*EXTRACT:*
Keyword in Context (KWIC)
N-grams
Now that you know how to harvest the textual content of a web page automatically with Python, and have begun to use strings, lists and dictionaries for text processing, there are many other things that you can do with the text besides counting frequencies. What we're going to do next is develop the ability to display keywords in context (often abbreviated as KWIC). Given a text and a keyword, your program will list every occurrence of the keyword in the text, showing it in the context of a fixed number of words on either side. As before, we will wrap the output so that it can be viewed in Firefox and added easily to Zotero. We will also use the output of our KWIC routine as the basis for a number of automatically generated Google searches.
As you work with digital representations, you will come to see that many of them have a hierarchical, or tree-like structure. This is also true of many elements of natural language, particularly at the level of phrases and sentences. People who study the statistical properties of language have found, however, that there is much to be learned by studying linear sequences of linguistic units. These are known as bigrams (2 units), trigrams (3 units), or more generally as n-grams. In any given text, different n-grams will occur with different frequencies. Since natural languages have a certain amount of built-in redundancy, even very large samples of text in a particular language will exhibit a distribution of different frequencies for different n-grams. We will unpack this idea as we go, but for now, we note that in English texts, q is almost always followed by u. In a sense that can be made mathematically precise, if you know that the current character is q, you can predict that the next one will be u with a high degree of certainty. Another way of saying this is that the bigram qu occurs much more frequently in English than qa, qb, and so on.
From text to n-grams
Suppose you have a string like 'it was the best of times it was the worst of times it was the age of wisdom it was the age of foolishness'. You already know how to turn a string into a list using the split operation. In Python, you can retrieve a subsequence of a list by using what is called a slice, represented as two indexes separated by a colon. If the first index is empty, it is assumed to be the beginning of the list. If the second index is empty, it is assumed to be the end. Study the following examples.
wordstring = 'it was the best of times it was the worst of times '
wordstring += 'it was the age of wisdom it was the age of foolishness'
wordlist = wordstring.split()
print wordlist[0:4]
-> ['it', 'was', 'the', 'best']
print wordlist[0:6]
-> ['it', 'was', 'the', 'best', 'of', 'times']
print wordlist[6:10]
-> ['it', 'was', 'the', 'worst']
print wordlist[0:12]
-> ['it', 'was', 'the', 'best', 'of', 'times', 'it', 'was', 'the', 'worst', 'of', 'times']
print wordlist[:12]
-> ['it', 'was', 'the', 'best', 'of', 'times', 'it', 'was', 'the', 'worst', 'of', 'times']
print wordlist[12:]
-> ['it', 'was', 'the', 'age', 'of', 'wisdom', 'it', 'was', 'the', 'age', 'of', 'foolishness']
We can combine the slice with a list comprehension to create a function that slides an n-gram window across a word list to create a list of n-grams. Copy the following function to your dh.py module.

*Layout element entries:*
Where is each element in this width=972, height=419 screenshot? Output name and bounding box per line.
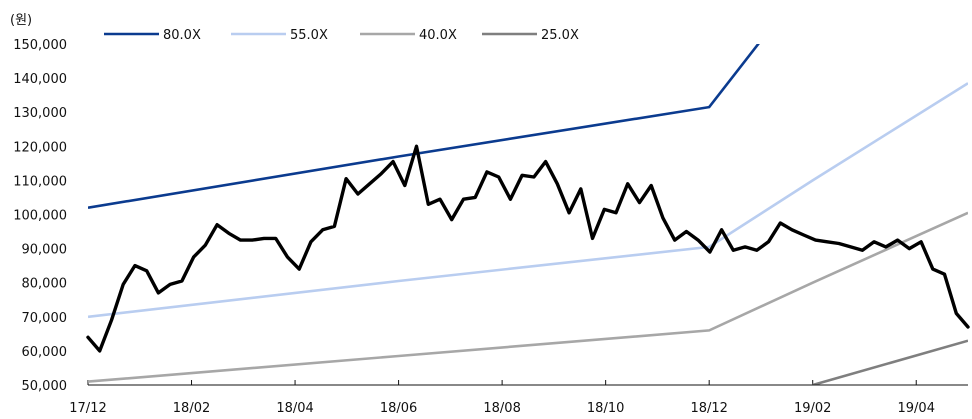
legend-label: 25.0X (541, 28, 579, 43)
y-tick-label: 110,000 (13, 174, 67, 189)
x-tick-label: 18/12 (690, 401, 727, 416)
band-line (88, 82, 968, 319)
y-tick-label: 130,000 (13, 106, 67, 121)
x-tick-label: 18/08 (483, 401, 520, 416)
x-tick-label: 19/02 (794, 401, 831, 416)
y-tick-label: 90,000 (22, 243, 68, 258)
x-tick-label: 18/02 (173, 401, 210, 416)
y-tick-label: 140,000 (13, 72, 67, 87)
y-tick-label: 120,000 (13, 140, 67, 155)
y-tick-label: 50,000 (22, 379, 68, 394)
x-tick-label: 19/04 (898, 401, 935, 416)
y-tick-label: 150,000 (13, 38, 67, 53)
band-line (812, 339, 968, 385)
y-tick-label: 80,000 (22, 277, 68, 292)
y-tick-label: 100,000 (13, 209, 67, 224)
x-tick-label: 18/06 (380, 401, 417, 416)
y-tick-label: 70,000 (22, 311, 68, 326)
x-tick-label: 18/10 (587, 401, 624, 416)
y-axis: 50,000 60,000 70,000 80,000 90,000 100,000 110… (13, 38, 67, 394)
y-axis-unit-label: (원) (10, 13, 32, 28)
price-line (86, 144, 970, 353)
legend-label: 40.0X (419, 28, 457, 43)
per-bands (88, 44, 968, 385)
legend-label: 80.0X (163, 28, 201, 43)
x-tick-label: 18/04 (276, 401, 313, 416)
legend: 80.0X 55.0X 40.0X 25.0X (104, 28, 579, 43)
band-line (88, 211, 968, 383)
x-tick-label: 17/12 (69, 401, 106, 416)
legend-label: 55.0X (290, 28, 328, 43)
band-line (88, 44, 760, 209)
y-tick-label: 60,000 (22, 345, 68, 360)
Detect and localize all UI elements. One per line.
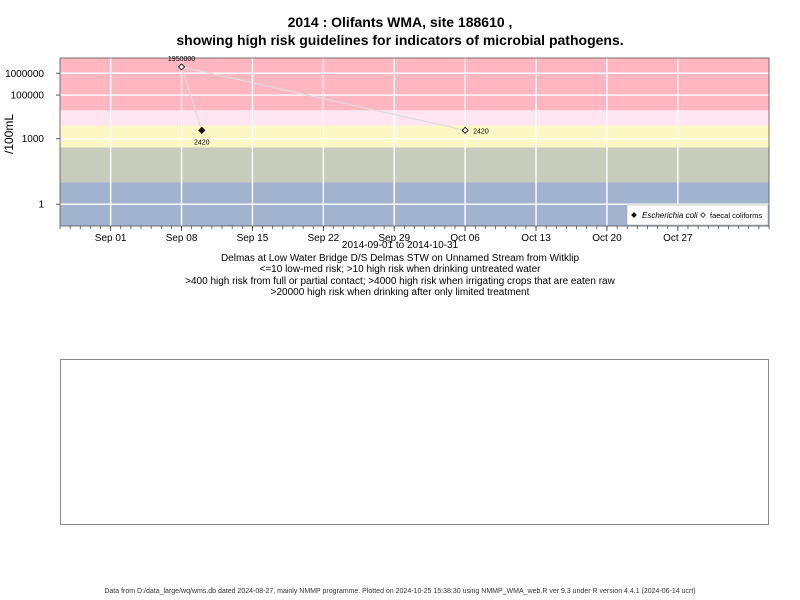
data-point-1-0 [177,63,186,71]
chart-title-line-2: showing high risk guidelines for indicat… [176,32,624,48]
chart-title-line-1: 2014 : Olifants WMA, site 188610 , [287,14,513,30]
y-tick-label: 1000 [22,134,45,145]
x-tick-label: Oct 27 [663,233,693,244]
plot-frame [59,57,770,227]
x-tick-label: Sep 08 [166,233,198,244]
risk-band-3 [60,147,769,183]
risk-band-1 [60,110,769,126]
legend-marker-faecal [700,212,706,218]
x-label-risk-contact: >400 high risk from full or partial cont… [185,276,615,287]
x-tick-label: Sep 15 [237,233,269,244]
x-label-site: Delmas at Low Water Bridge D/S Delmas ST… [220,253,580,264]
y-axis-label: /100mL [2,114,16,154]
empty-plot-panel [60,359,769,525]
series-line-1 [181,66,466,131]
data-label: 2420 [473,128,489,135]
risk-band-0 [60,58,769,111]
legend-marker-ecoli [631,212,637,218]
x-tick-label: Oct 20 [592,233,622,244]
connector-line [180,66,203,131]
y-tick-label: 100000 [11,91,45,102]
legend-box [626,204,769,226]
x-tick-label: Oct 06 [450,233,480,244]
x-tick-label: Oct 13 [521,233,551,244]
x-tick-label: Sep 22 [307,233,339,244]
x-tick-label: Sep 01 [95,233,127,244]
x-label-risk-treatment: >20000 high risk when drinking after onl… [270,287,530,298]
y-tick-label: 1 [38,200,44,211]
risk-band-2 [60,125,769,148]
data-point-1-1 [461,126,469,134]
data-label: 1950000 [168,56,195,63]
data-point-0-0 [198,126,206,134]
legend-label-faecal: faecal coliforms [710,211,762,220]
data-label: 2420 [194,139,210,146]
x-tick-label: Sep 29 [378,233,410,244]
chart-plot: 1 1000 100000 1000000 Sep 01 Sep 08 Sep 15 Sep … [2,56,770,244]
legend-label-ecoli: Escherichia coli [642,211,698,220]
footer-note: Data from D:/data_large/wq/wms.db dated … [104,588,696,595]
x-label-date-range: 2014-09-01 to 2014-10-31 [341,240,459,251]
x-label-risk-low: <=10 low-med risk; >10 high risk when dr… [259,264,541,275]
y-tick-label: 1000000 [5,69,44,80]
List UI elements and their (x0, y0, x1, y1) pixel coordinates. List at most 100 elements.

*PROBLEMS:*
1) In the n-gram tutorial, what is the name for a sequence of three linguistic units?
2) Carry on writing the n-gram tutorial, starting right after its last sentence.
These rows have no connection to the n-gram tutorial.

*RESULTS IN ORDER:*
1) Trigrams.

2)
# Given a list of words and a number n, return a list
# of n-grams.
def getNGrams(wordlist, n):
return [wordlist[i:i+n] for i in range(len(wordlist)-(n-1))]
If you want to test the function, you can paste the definition into a Python shell. Note that it returns an empty list if you ask for n-grams longer than the total length of your input.
test1 = 'here are four words'
test2 = 'this test sentence has eight words in it'
getNGrams(test1.split(), 5)
-> []
getNGrams(test2.split(), 5)
-> [['this', 'test', 'sentence', 'has', 'eight'],
['test', 'sentence', 'has', 'eight', 'words'],
['sentence', 'has', 'eight', 'words', 'in'],
['has', 'eight', 'words', 'in', 'it']]
Making an n-gram dictionary
Since we want to show our keyword in the context of neighboring terms, we are going to use an n-gram window with an odd-numbered length (3,5,7,...). The next step is to put each n-gram in a dictionary, using the middle word as the key. Since Python indexes start at 0, we can compute the index of this middle word by dividing n by two and losing the remainder. If we are working with 7-grams, for example, the left context will consist of terms indexed by 0, 1, 2, the keyword will be indexed by 3, and the right context terms indexed by 4, 5, 6. Study the following function before adding it to the dh.py module. In particular, you should be clear about what happens when a particular keyword appears in more than one context. Notice also that we determine n by measuring the length of the first item in the list of n-grams, and from n we calculate the index of the keyword using Python's floor division operator.
# Given a list of n-grams, return a dictionary of KWICs,
# indexed by keyword.
def nGramsToKWICDict(ngrams):
kwicdict = {}
keyindex = len(ngrams[0]) // 2
for k in ngrams:
if k[keyindex] not in kwicdict:
kwicdict[k[keyindex]] = [k]
else:
kwicdict[k[keyindex]].append(k)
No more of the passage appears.